_Problem_
Look through the data below and work out how many lines contain the string "epithelial". Give the number alone.

_Working data_
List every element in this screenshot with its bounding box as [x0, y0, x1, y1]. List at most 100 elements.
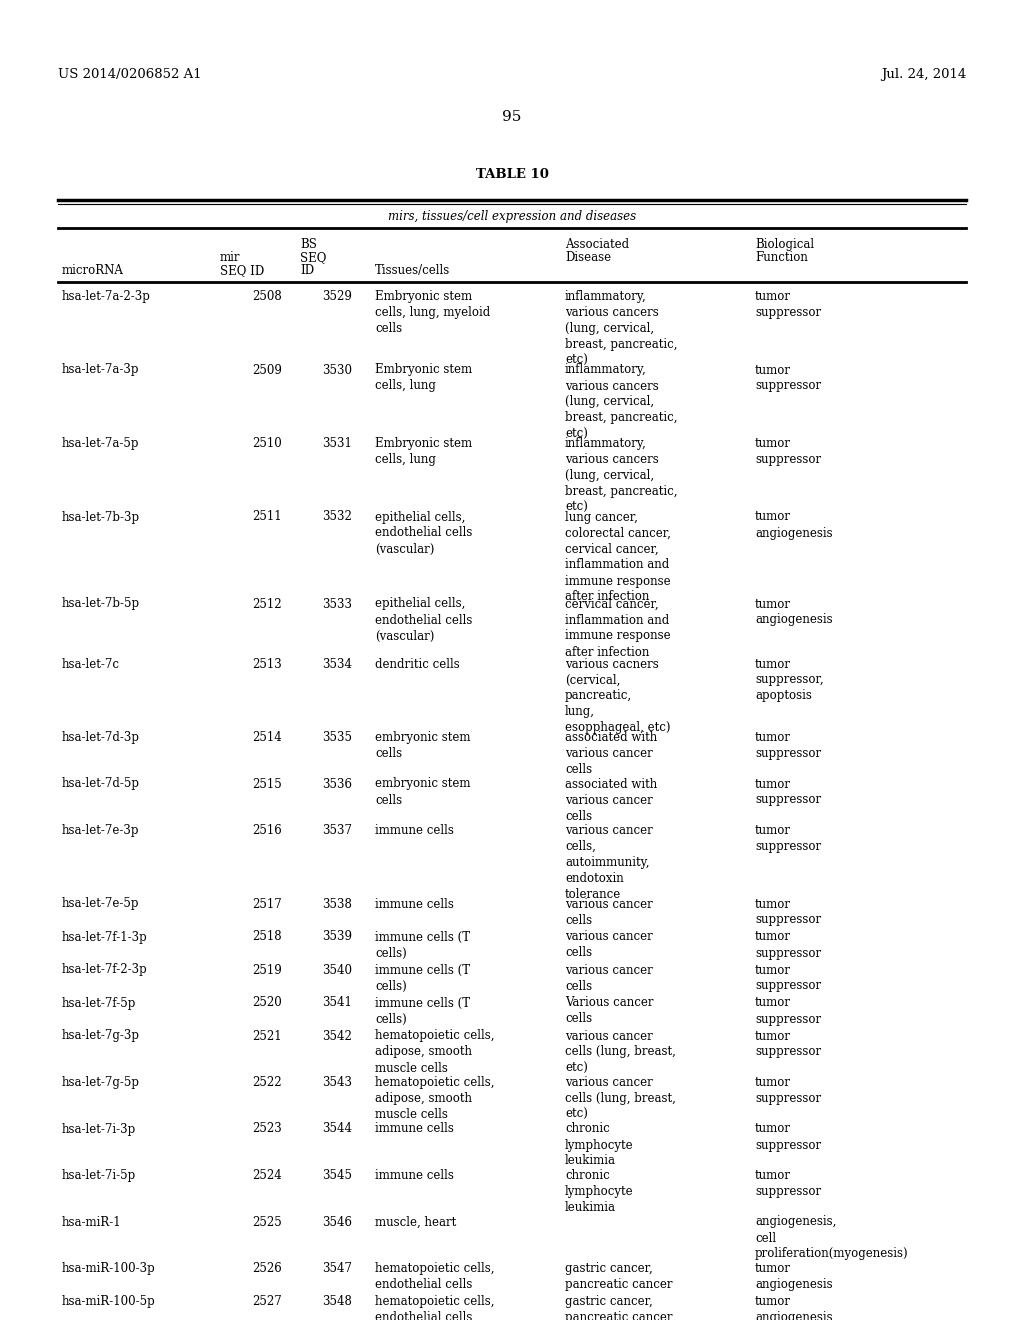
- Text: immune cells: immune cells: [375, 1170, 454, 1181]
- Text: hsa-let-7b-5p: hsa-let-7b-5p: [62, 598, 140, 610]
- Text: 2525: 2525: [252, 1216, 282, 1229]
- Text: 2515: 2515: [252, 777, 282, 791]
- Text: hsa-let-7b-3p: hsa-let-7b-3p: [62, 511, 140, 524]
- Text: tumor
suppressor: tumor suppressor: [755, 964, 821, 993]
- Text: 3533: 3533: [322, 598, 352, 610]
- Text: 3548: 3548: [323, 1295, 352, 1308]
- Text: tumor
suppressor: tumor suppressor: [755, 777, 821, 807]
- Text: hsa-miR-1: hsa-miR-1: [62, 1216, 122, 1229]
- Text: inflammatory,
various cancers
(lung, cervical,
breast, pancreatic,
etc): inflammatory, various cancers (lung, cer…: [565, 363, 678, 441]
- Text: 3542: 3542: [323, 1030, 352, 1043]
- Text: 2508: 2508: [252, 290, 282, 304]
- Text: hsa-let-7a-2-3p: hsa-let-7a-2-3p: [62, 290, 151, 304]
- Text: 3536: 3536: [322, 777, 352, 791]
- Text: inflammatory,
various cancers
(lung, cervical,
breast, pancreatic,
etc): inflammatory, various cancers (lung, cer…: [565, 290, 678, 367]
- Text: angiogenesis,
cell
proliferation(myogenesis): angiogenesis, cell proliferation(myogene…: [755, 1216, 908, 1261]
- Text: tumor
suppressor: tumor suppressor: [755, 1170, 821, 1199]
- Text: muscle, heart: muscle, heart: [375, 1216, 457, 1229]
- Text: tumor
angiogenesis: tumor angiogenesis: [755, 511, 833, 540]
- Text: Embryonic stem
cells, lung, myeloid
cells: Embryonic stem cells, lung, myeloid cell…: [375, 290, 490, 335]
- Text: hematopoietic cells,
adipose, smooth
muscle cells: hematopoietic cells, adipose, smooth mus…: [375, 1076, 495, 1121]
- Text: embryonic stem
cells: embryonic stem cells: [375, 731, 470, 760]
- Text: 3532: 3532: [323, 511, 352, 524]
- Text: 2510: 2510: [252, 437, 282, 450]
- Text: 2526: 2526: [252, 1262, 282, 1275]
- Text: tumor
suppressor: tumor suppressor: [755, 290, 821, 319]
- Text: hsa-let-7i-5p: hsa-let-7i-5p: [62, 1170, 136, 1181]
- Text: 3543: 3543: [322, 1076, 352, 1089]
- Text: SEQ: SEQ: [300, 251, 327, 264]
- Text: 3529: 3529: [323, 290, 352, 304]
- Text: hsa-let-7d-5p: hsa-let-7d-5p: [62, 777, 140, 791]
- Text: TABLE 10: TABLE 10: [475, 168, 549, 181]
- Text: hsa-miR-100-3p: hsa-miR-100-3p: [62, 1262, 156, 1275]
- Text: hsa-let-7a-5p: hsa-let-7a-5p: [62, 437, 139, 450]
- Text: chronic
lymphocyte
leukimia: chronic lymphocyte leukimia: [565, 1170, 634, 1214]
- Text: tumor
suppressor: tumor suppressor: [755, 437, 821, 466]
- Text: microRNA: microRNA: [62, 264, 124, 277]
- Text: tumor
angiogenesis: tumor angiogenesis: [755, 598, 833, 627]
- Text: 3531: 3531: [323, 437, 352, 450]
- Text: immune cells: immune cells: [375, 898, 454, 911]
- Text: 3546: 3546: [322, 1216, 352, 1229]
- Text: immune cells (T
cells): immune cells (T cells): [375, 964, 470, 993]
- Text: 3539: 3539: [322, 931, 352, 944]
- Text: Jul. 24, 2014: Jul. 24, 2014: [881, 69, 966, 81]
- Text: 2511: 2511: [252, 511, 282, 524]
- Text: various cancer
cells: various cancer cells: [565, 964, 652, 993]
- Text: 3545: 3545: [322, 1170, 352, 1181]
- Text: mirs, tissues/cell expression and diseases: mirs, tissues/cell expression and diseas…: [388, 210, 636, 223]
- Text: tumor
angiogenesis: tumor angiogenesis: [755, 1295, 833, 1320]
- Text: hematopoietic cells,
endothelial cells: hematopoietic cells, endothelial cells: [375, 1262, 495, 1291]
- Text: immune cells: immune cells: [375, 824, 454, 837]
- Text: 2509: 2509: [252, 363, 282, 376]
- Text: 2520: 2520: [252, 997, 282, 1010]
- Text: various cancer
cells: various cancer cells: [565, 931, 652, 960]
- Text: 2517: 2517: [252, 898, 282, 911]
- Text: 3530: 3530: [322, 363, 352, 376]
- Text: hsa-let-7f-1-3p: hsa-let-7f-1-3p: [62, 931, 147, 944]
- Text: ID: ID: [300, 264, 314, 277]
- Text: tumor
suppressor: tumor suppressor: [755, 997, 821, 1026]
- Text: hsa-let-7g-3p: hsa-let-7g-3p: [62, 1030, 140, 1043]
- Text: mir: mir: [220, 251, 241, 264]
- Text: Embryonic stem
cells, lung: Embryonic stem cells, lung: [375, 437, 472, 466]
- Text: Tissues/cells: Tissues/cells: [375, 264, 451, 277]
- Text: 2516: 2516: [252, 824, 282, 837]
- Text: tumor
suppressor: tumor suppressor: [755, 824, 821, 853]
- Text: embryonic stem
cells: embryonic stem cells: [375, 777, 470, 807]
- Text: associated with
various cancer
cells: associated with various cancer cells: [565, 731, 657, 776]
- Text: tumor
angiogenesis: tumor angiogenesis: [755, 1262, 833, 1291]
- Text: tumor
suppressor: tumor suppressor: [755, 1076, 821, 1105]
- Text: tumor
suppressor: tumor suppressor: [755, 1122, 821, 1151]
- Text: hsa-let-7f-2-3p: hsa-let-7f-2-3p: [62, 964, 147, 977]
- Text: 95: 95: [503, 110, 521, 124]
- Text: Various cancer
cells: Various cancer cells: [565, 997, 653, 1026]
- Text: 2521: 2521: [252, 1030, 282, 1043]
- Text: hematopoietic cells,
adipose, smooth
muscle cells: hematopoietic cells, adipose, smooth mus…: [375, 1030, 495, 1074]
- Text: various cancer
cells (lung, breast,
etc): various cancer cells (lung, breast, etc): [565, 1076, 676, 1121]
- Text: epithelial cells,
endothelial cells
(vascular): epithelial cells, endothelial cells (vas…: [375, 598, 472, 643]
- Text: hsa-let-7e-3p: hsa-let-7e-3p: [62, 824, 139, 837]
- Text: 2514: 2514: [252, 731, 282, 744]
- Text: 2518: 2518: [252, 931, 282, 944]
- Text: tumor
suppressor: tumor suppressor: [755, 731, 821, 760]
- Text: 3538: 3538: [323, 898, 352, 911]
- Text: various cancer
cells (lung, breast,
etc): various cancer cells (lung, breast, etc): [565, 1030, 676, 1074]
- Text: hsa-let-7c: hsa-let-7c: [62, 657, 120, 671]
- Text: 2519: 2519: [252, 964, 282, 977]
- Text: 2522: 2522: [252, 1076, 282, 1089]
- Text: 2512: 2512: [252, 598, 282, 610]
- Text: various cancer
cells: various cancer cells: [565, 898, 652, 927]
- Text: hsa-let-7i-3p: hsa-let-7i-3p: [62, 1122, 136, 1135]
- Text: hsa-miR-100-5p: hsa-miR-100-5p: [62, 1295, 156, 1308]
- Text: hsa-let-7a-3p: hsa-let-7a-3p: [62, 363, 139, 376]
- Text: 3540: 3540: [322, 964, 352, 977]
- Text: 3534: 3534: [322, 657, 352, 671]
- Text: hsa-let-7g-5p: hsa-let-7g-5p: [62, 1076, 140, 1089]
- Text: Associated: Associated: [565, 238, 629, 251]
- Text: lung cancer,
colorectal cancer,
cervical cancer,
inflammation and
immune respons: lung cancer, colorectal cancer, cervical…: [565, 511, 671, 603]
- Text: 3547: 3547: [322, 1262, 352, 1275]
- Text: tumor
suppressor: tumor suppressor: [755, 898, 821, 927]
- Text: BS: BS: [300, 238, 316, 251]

_Answer box_
2